- **OBJECTIVE**:
Select every line holding the word "have" and copy it.

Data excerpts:
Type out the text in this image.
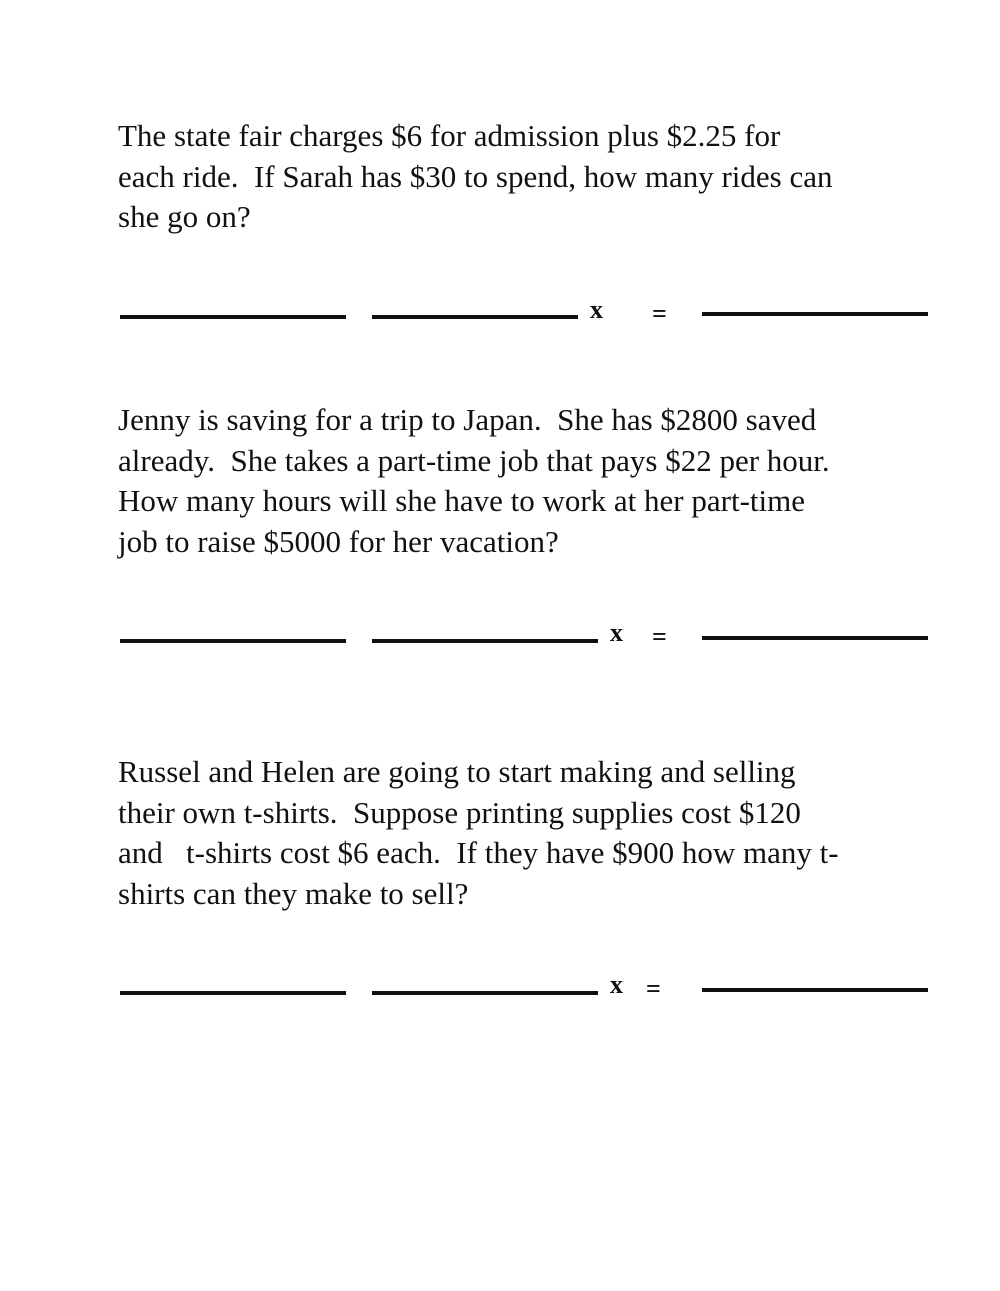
The state fair charges $6 for admission plus $2.25 for
each ride.  If Sarah has $30 to spend, how many rides can
she go on?

x =

Jenny is saving for a trip to Japan.  She has $2800 saved
already.  She takes a part-time job that pays $22 per hour.
How many hours will she have to work at her part-time
job to raise $5000 for her vacation?

x =

Russel and Helen are going to start making and selling
their own t-shirts.  Suppose printing supplies cost $120
and   t-shirts cost $6 each.  If they have $900 how many t-
shirts can they make to sell?

x =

- **SOLUTION TO THIS PROBLEM**:
How many hours will she have to work at her part-time
and   t-shirts cost $6 each.  If they have $900 how many t-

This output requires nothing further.